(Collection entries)
━━━━━━━━━━

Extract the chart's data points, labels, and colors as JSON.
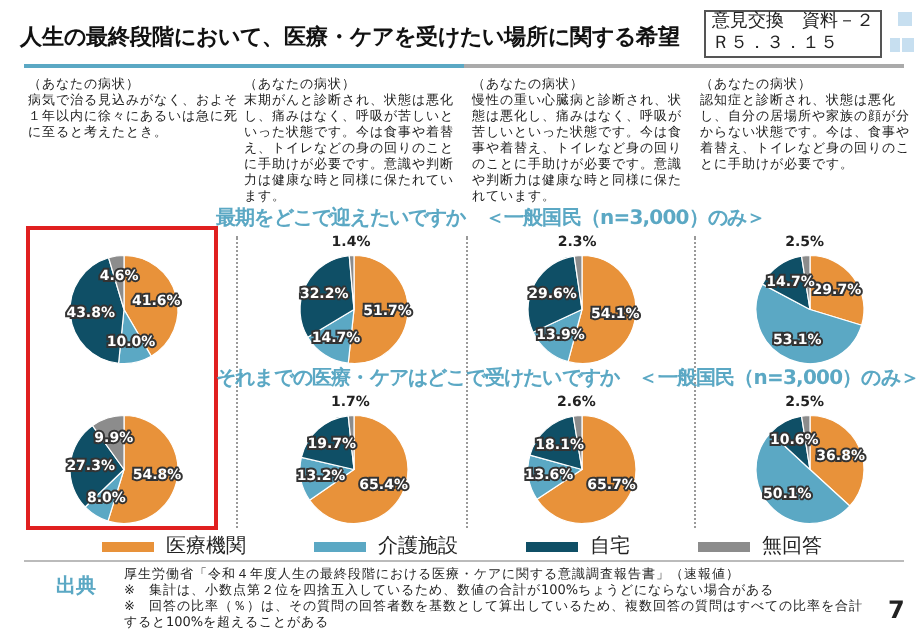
{
  "chart_data": [
    {
      "type": "other",
      "title": "人生の最終段階において、医療・ケアを受けたい場所に関する希望",
      "annotations": [
        "意見交換　資料－２",
        "Ｒ５．３．１５",
        "出典",
        "厚生労働省「令和４年度人生の最終段階における医療・ケアに関する意識調査報告書」（速報値）",
        "※　集計は、小数点第２位を四捨五入しているため、数値の合計が100%ちょうどにならない場合がある",
        "※　回答の比率（％）は、その質問の回答者数を基数として算出しているため、複数回答の質問はすべての比率を合計すると100%を超えることがある",
        "7"
      ]
    },
    {
      "type": "pie",
      "annotations": [
        "（あなたの病状）"
      ],
      "subtitle": "病気で治る見込みがなく、およそ１年以内に徐々にあるいは急に死に至ると考えたとき。",
      "categories": [
        "医療機関",
        "介護施設",
        "自宅",
        "無回答"
      ],
      "values": [
        41.6,
        10.0,
        43.8,
        4.6
      ],
      "value_labels": [
        "41.6%",
        "10.0%",
        "43.8%",
        "4.6%"
      ],
      "colors": [
        "#e8923a",
        "#5ba8c4",
        "#0f4f66",
        "#8c8c8c"
      ],
      "legend": "bottom"
    },
    {
      "type": "pie",
      "title": "最期をどこで迎えたいですか　＜一般国民（n=3,000）のみ＞",
      "annotations": [
        "（あなたの病状）"
      ],
      "subtitle": "末期がんと診断され、状態は悪化し、痛みはなく、呼吸が苦しいといった状態です。今は食事や着替え、トイレなどの身の回りのことに手助けが必要です。意識や判断力は健康な時と同様に保たれています。",
      "categories": [
        null,
        null,
        null,
        null
      ],
      "values": [
        51.7,
        14.7,
        32.2,
        1.4
      ],
      "value_labels": [
        "51.7%",
        "14.7%",
        "32.2%",
        "1.4%"
      ],
      "colors": [
        "#e8923a",
        "#5ba8c4",
        "#0f4f66",
        "#8c8c8c"
      ]
    },
    {
      "type": "pie",
      "annotations": [
        "（あなたの病状）"
      ],
      "subtitle": "慢性の重い心臓病と診断され、状態は悪化し、痛みはなく、呼吸が苦しいといった状態です。今は食事や着替え、トイレなど身の回りのことに手助けが必要です。意識や判断力は健康な時と同様に保たれています。",
      "categories": [
        null,
        null,
        null,
        null
      ],
      "values": [
        54.1,
        13.9,
        29.6,
        2.3
      ],
      "value_labels": [
        "54.1%",
        "13.9%",
        "29.6%",
        "2.3%"
      ],
      "colors": [
        "#e8923a",
        "#5ba8c4",
        "#0f4f66",
        "#8c8c8c"
      ]
    },
    {
      "type": "pie",
      "annotations": [
        "（あなたの病状）"
      ],
      "subtitle": "認知症と診断され、状態は悪化し、自分の居場所や家族の顔が分からない状態です。今は、食事や着替え、トイレなど身の回りのことに手助けが必要です。",
      "categories": [
        null,
        null,
        null,
        null
      ],
      "values": [
        29.7,
        53.1,
        14.7,
        2.5
      ],
      "value_labels": [
        "29.7%",
        "53.1%",
        "14.7%",
        "2.5%"
      ],
      "colors": [
        "#e8923a",
        "#5ba8c4",
        "#0f4f66",
        "#8c8c8c"
      ]
    },
    {
      "type": "pie",
      "categories": [
        null,
        null,
        null,
        null
      ],
      "values": [
        54.8,
        8.0,
        27.3,
        9.9
      ],
      "value_labels": [
        "54.8%",
        "8.0%",
        "27.3%",
        "9.9%"
      ],
      "colors": [
        "#e8923a",
        "#5ba8c4",
        "#0f4f66",
        "#8c8c8c"
      ]
    },
    {
      "type": "pie",
      "title": "それまでの医療・ケアはどこで受けたいですか　＜一般国民（n=3,000）のみ＞",
      "categories": [
        null,
        null,
        null,
        null
      ],
      "values": [
        65.4,
        13.2,
        19.7,
        1.7
      ],
      "value_labels": [
        "65.4%",
        "13.2%",
        "19.7%",
        "1.7%"
      ],
      "colors": [
        "#e8923a",
        "#5ba8c4",
        "#0f4f66",
        "#8c8c8c"
      ]
    },
    {
      "type": "pie",
      "categories": [
        null,
        null,
        null,
        null
      ],
      "values": [
        65.7,
        13.6,
        18.1,
        2.6
      ],
      "value_labels": [
        "65.7%",
        "13.6%",
        "18.1%",
        "2.6%"
      ],
      "colors": [
        "#e8923a",
        "#5ba8c4",
        "#0f4f66",
        "#8c8c8c"
      ]
    },
    {
      "type": "pie",
      "categories": [
        null,
        null,
        null,
        null
      ],
      "values": [
        36.8,
        50.1,
        10.6,
        2.5
      ],
      "value_labels": [
        "36.8%",
        "50.1%",
        "10.6%",
        "2.5%"
      ],
      "colors": [
        "#e8923a",
        "#5ba8c4",
        "#0f4f66",
        "#8c8c8c"
      ]
    }
  ]
}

━━━━━━━━━━

**OBJECTIVE:** Write out each line again precisely as it appears, skipping every picture.

**ANSWER FOR THE TASK:**
Extract the chart's data points, labels, and colors as JSON.
{
  "chart_data": [
    {
      "type": "other",
      "title": "人生の最終段階において、医療・ケアを受けたい場所に関する希望",
      "annotations": [
        "意見交換　資料－２",
        "Ｒ５．３．１５",
        "出典",
        "厚生労働省「令和４年度人生の最終段階における医療・ケアに関する意識調査報告書」（速報値）",
        "※　集計は、小数点第２位を四捨五入しているため、数値の合計が100%ちょうどにならない場合がある",
        "※　回答の比率（％）は、その質問の回答者数を基数として算出しているため、複数回答の質問はすべての比率を合計すると100%を超えることがある",
        "7"
      ]
    },
    {
      "type": "pie",
      "annotations": [
        "（あなたの病状）"
      ],
      "subtitle": "病気で治る見込みがなく、およそ１年以内に徐々にあるいは急に死に至ると考えたとき。",
      "categories": [
        "医療機関",
        "介護施設",
        "自宅",
        "無回答"
      ],
      "values": [
        41.6,
        10.0,
        43.8,
        4.6
      ],
      "value_labels": [
        "41.6%",
        "10.0%",
        "43.8%",
        "4.6%"
      ],
      "colors": [
        "#e8923a",
        "#5ba8c4",
        "#0f4f66",
        "#8c8c8c"
      ],
      "legend": "bottom"
    },
    {
      "type": "pie",
      "title": "最期をどこで迎えたいですか　＜一般国民（n=3,000）のみ＞",
      "annotations": [
        "（あなたの病状）"
      ],
      "subtitle": "末期がんと診断され、状態は悪化し、痛みはなく、呼吸が苦しいといった状態です。今は食事や着替え、トイレなどの身の回りのことに手助けが必要です。意識や判断力は健康な時と同様に保たれています。",
      "categories": [
        null,
        null,
        null,
        null
      ],
      "values": [
        51.7,
        14.7,
        32.2,
        1.4
      ],
      "value_labels": [
        "51.7%",
        "14.7%",
        "32.2%",
        "1.4%"
      ],
      "colors": [
        "#e8923a",
        "#5ba8c4",
        "#0f4f66",
        "#8c8c8c"
      ]
    },
    {
      "type": "pie",
      "annotations": [
        "（あなたの病状）"
      ],
      "subtitle": "慢性の重い心臓病と診断され、状態は悪化し、痛みはなく、呼吸が苦しいといった状態です。今は食事や着替え、トイレなど身の回りのことに手助けが必要です。意識や判断力は健康な時と同様に保たれています。",
      "categories": [
        null,
        null,
        null,
        null
      ],
      "values": [
        54.1,
        13.9,
        29.6,
        2.3
      ],
      "value_labels": [
        "54.1%",
        "13.9%",
        "29.6%",
        "2.3%"
      ],
      "colors": [
        "#e8923a",
        "#5ba8c4",
        "#0f4f66",
        "#8c8c8c"
      ]
    },
    {
      "type": "pie",
      "annotations": [
        "（あなたの病状）"
      ],
      "subtitle": "認知症と診断され、状態は悪化し、自分の居場所や家族の顔が分からない状態です。今は、食事や着替え、トイレなど身の回りのことに手助けが必要です。",
      "categories": [
        null,
        null,
        null,
        null
      ],
      "values": [
        29.7,
        53.1,
        14.7,
        2.5
      ],
      "value_labels": [
        "29.7%",
        "53.1%",
        "14.7%",
        "2.5%"
      ],
      "colors": [
        "#e8923a",
        "#5ba8c4",
        "#0f4f66",
        "#8c8c8c"
      ]
    },
    {
      "type": "pie",
      "categories": [
        null,
        null,
        null,
        null
      ],
      "values": [
        54.8,
        8.0,
        27.3,
        9.9
      ],
      "value_labels": [
        "54.8%",
        "8.0%",
        "27.3%",
        "9.9%"
      ],
      "colors": [
        "#e8923a",
        "#5ba8c4",
        "#0f4f66",
        "#8c8c8c"
      ]
    },
    {
      "type": "pie",
      "title": "それまでの医療・ケアはどこで受けたいですか　＜一般国民（n=3,000）のみ＞",
      "categories": [
        null,
        null,
        null,
        null
      ],
      "values": [
        65.4,
        13.2,
        19.7,
        1.7
      ],
      "value_labels": [
        "65.4%",
        "13.2%",
        "19.7%",
        "1.7%"
      ],
      "colors": [
        "#e8923a",
        "#5ba8c4",
        "#0f4f66",
        "#8c8c8c"
      ]
    },
    {
      "type": "pie",
      "categories": [
        null,
        null,
        null,
        null
      ],
      "values": [
        65.7,
        13.6,
        18.1,
        2.6
      ],
      "value_labels": [
        "65.7%",
        "13.6%",
        "18.1%",
        "2.6%"
      ],
      "colors": [
        "#e8923a",
        "#5ba8c4",
        "#0f4f66",
        "#8c8c8c"
      ]
    },
    {
      "type": "pie",
      "categories": [
        null,
        null,
        null,
        null
      ],
      "values": [
        36.8,
        50.1,
        10.6,
        2.5
      ],
      "value_labels": [
        "36.8%",
        "50.1%",
        "10.6%",
        "2.5%"
      ],
      "colors": [
        "#e8923a",
        "#5ba8c4",
        "#0f4f66",
        "#8c8c8c"
      ]
    }
  ]
}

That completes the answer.